Requirements
Reproduce the lines below word for word, leaving out the pictures.

Given entries
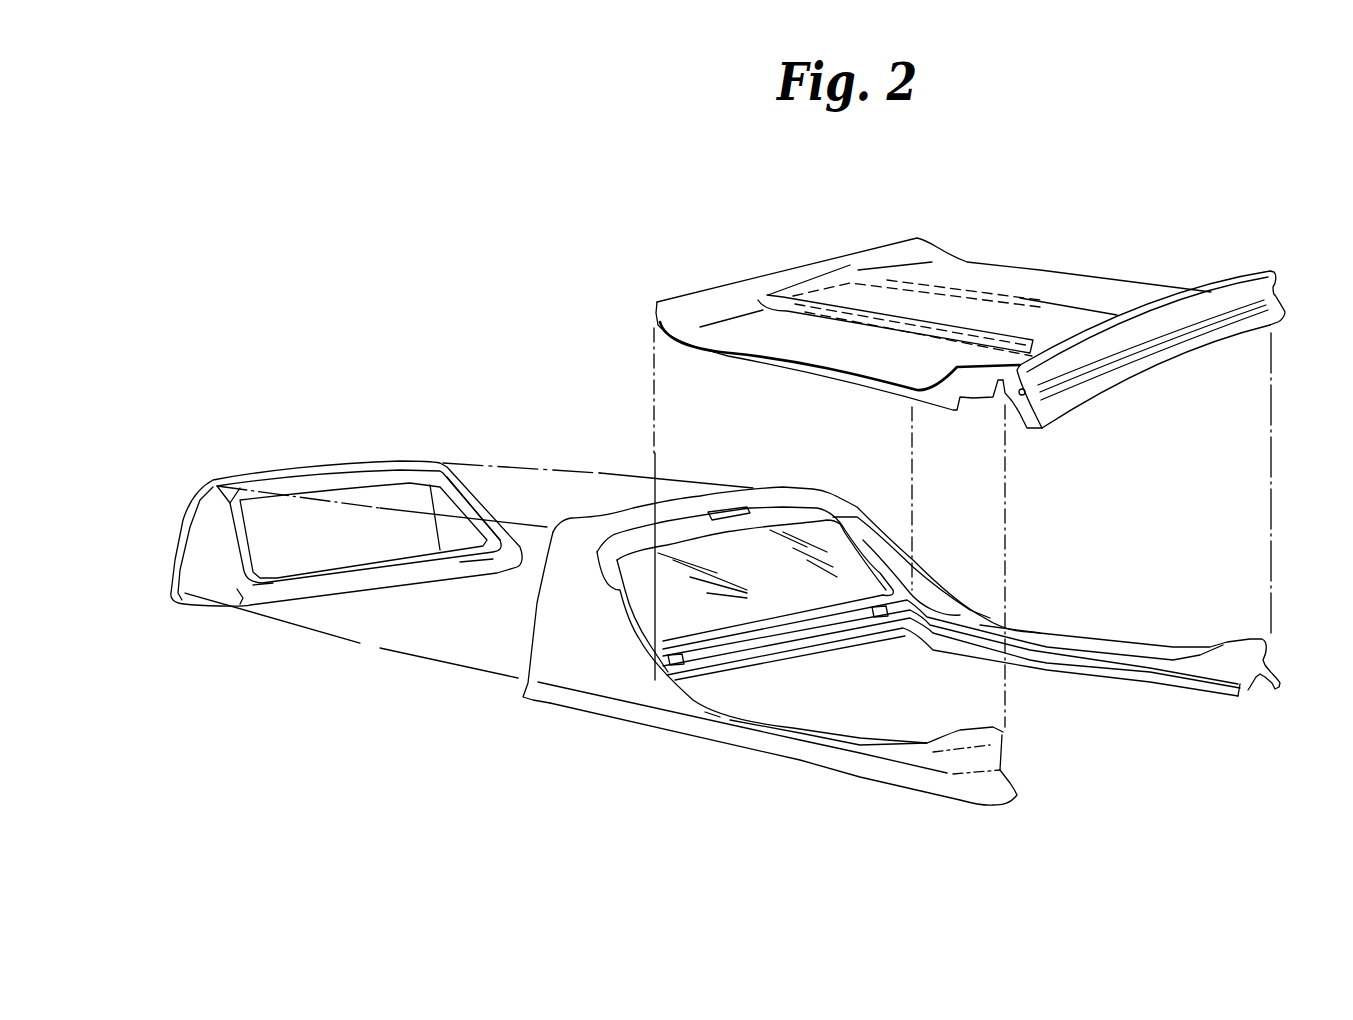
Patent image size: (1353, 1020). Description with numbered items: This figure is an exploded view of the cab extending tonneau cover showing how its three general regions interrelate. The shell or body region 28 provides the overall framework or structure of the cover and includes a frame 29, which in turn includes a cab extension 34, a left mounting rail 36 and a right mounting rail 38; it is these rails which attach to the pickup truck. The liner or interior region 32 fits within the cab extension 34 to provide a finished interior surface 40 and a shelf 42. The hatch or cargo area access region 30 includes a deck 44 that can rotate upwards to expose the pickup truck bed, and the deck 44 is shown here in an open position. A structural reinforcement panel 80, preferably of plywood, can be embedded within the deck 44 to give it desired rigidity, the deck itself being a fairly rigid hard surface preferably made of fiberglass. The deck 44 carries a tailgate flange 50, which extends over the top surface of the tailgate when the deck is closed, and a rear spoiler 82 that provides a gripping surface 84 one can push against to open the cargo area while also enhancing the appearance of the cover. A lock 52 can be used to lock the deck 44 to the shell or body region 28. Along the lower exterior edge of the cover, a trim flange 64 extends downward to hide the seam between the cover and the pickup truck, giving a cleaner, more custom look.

The shell or body region 28 is at (1096, 619).
The frame 29 is at (1177, 657).
The hatch or cargo area access region 30 is at (1082, 258).
The liner or interior region 32 is at (389, 453).
The cab extension 34 is at (578, 653).
The left mounting rail 36 is at (800, 743).
The right mounting rail 38 is at (1037, 633).
The finished interior surface 40 is at (478, 546).
The shelf 42 is at (401, 596).
The deck 44 is at (977, 277).
The tailgate flange 50 is at (1177, 357).
The lock 52 is at (1035, 425).
The trim flange 64 is at (890, 773).
The structural reinforcement panel 80 is at (840, 282).
The rear spoiler 82 is at (1237, 277).
The gripping surface 84 is at (1173, 318).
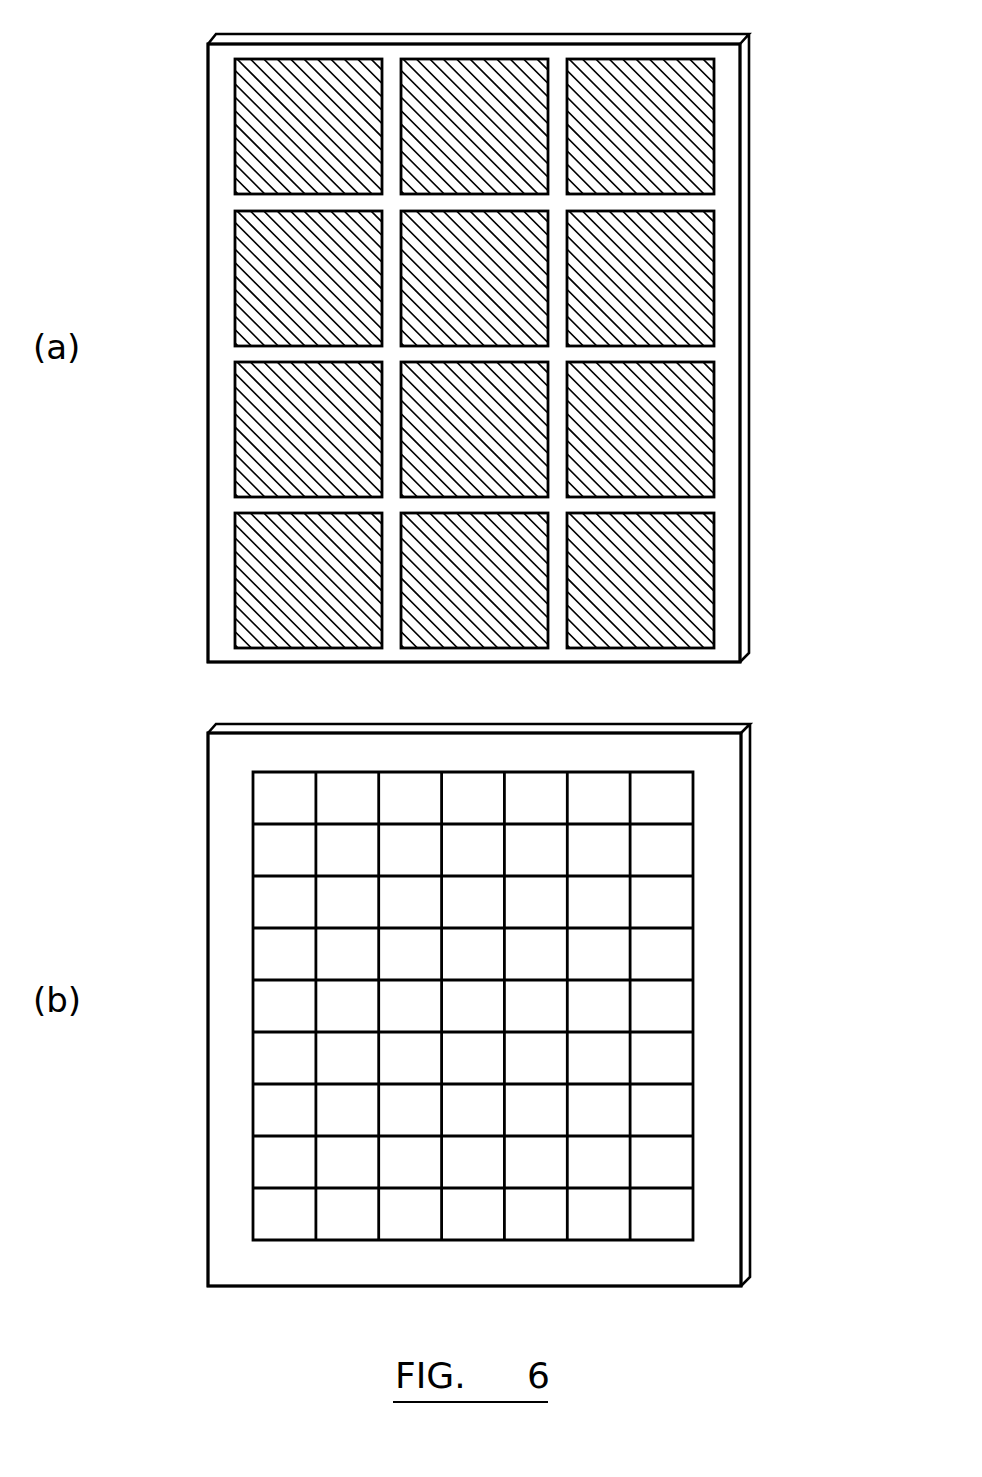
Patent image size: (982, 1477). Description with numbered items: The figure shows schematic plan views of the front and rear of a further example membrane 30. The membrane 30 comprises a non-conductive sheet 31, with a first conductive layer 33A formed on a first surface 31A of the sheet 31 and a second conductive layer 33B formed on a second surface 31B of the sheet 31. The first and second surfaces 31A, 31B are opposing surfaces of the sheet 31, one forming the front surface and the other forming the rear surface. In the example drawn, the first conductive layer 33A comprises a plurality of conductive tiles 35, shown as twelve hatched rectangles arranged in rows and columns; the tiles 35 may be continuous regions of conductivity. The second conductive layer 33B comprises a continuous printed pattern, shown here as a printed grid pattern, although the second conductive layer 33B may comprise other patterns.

The membrane 30 is at (770, 79).
The non-conductive sheet 31 is at (208, 108).
The first surface 31A is at (728, 134).
The second surface 31B is at (720, 953).
The first conductive layer 33A is at (685, 585).
The second conductive layer 33B is at (695, 1062).
The conductive tiles 35 is at (685, 290).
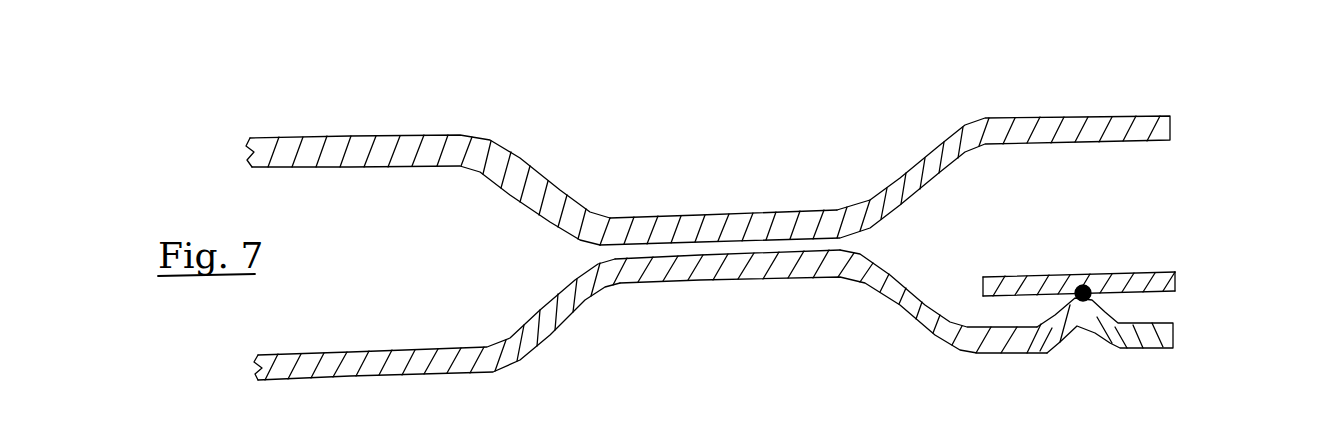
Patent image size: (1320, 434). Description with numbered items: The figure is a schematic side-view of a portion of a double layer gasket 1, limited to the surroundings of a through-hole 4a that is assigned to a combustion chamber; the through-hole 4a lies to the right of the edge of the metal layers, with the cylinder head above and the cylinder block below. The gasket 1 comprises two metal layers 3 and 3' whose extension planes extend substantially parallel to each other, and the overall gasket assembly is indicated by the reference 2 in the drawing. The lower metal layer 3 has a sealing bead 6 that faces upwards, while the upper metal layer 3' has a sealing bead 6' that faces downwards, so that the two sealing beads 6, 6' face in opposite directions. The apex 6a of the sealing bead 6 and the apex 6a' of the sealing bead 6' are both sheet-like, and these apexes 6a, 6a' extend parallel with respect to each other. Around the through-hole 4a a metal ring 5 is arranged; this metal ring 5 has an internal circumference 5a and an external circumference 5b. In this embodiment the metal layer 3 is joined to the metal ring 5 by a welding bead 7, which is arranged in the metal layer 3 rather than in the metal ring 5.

Answer to the task
Patent image size: (1353, 1020). Description with numbered items: This figure is an exploded view of the cab extending tonneau cover showing how its three general regions interrelate. The shell or body region 28 provides the overall framework or structure of the cover and includes a frame 29, which in turn includes a cab extension 34, a left mounting rail 36 and a right mounting rail 38; it is these rails which attach to the pickup truck. The liner or interior region 32 fits within the cab extension 34 to provide a finished interior surface 40 and a shelf 42. The hatch or cargo area access region 30 includes a deck 44 that can rotate upwards to expose the pickup truck bed, and the deck 44 is shown here in an open position. A structural reinforcement panel 80, preferably of plywood, can be embedded within the deck 44 to give it desired rigidity, the deck itself being a fairly rigid hard surface preferably made of fiberglass. The deck 44 carries a tailgate flange 50, which extends over the top surface of the tailgate when the deck is closed, and a rear spoiler 82 that provides a gripping surface 84 one can push against to open the cargo area while also enhancing the appearance of the cover. A lock 52 can be used to lock the deck 44 to the shell or body region 28. Along the lower exterior edge of the cover, a trim flange 64 extends downward to hide the seam between the cover and the pickup truck, giving a cleaner, more custom look.

The shell or body region 28 is at (1096, 619).
The frame 29 is at (1177, 657).
The hatch or cargo area access region 30 is at (1082, 258).
The liner or interior region 32 is at (389, 453).
The cab extension 34 is at (578, 653).
The left mounting rail 36 is at (800, 743).
The right mounting rail 38 is at (1037, 633).
The finished interior surface 40 is at (478, 546).
The shelf 42 is at (401, 596).
The deck 44 is at (977, 277).
The tailgate flange 50 is at (1177, 357).
The lock 52 is at (1035, 425).
The trim flange 64 is at (890, 773).
The structural reinforcement panel 80 is at (840, 282).
The rear spoiler 82 is at (1237, 277).
The gripping surface 84 is at (1173, 318).
Patent image size: (982, 1477). Description with numbered items: The figure shows schematic plan views of the front and rear of a further example membrane 30. The membrane 30 comprises a non-conductive sheet 31, with a first conductive layer 33A formed on a first surface 31A of the sheet 31 and a second conductive layer 33B formed on a second surface 31B of the sheet 31. The first and second surfaces 31A, 31B are opposing surfaces of the sheet 31, one forming the front surface and the other forming the rear surface. In the example drawn, the first conductive layer 33A comprises a plurality of conductive tiles 35, shown as twelve hatched rectangles arranged in rows and columns; the tiles 35 may be continuous regions of conductivity. The second conductive layer 33B comprises a continuous printed pattern, shown here as a printed grid pattern, although the second conductive layer 33B may comprise other patterns.

The membrane 30 is at (770, 79).
The non-conductive sheet 31 is at (208, 108).
The first surface 31A is at (728, 134).
The second surface 31B is at (720, 953).
The first conductive layer 33A is at (685, 585).
The second conductive layer 33B is at (695, 1062).
The conductive tiles 35 is at (685, 290).
Patent image size: (1320, 434). Description with numbered items: The figure is a schematic side-view of a portion of a double layer gasket 1, limited to the surroundings of a through-hole 4a that is assigned to a combustion chamber; the through-hole 4a lies to the right of the edge of the metal layers, with the cylinder head above and the cylinder block below. The gasket 1 comprises two metal layers 3 and 3' whose extension planes extend substantially parallel to each other, and the overall gasket assembly is indicated by the reference 2 in the drawing. The lower metal layer 3 has a sealing bead 6 that faces upwards, while the upper metal layer 3' has a sealing bead 6' that faces downwards, so that the two sealing beads 6, 6' face in opposite directions. The apex 6a of the sealing bead 6 and the apex 6a' of the sealing bead 6' are both sheet-like, and these apexes 6a, 6a' extend parallel with respect to each other. Around the through-hole 4a a metal ring 5 is arranged; this metal ring 5 has an internal circumference 5a and an external circumference 5b. In this embodiment the metal layer 3 is joined to the metal ring 5 by a welding bead 7, which is arranged in the metal layer 3 rather than in the metal ring 5.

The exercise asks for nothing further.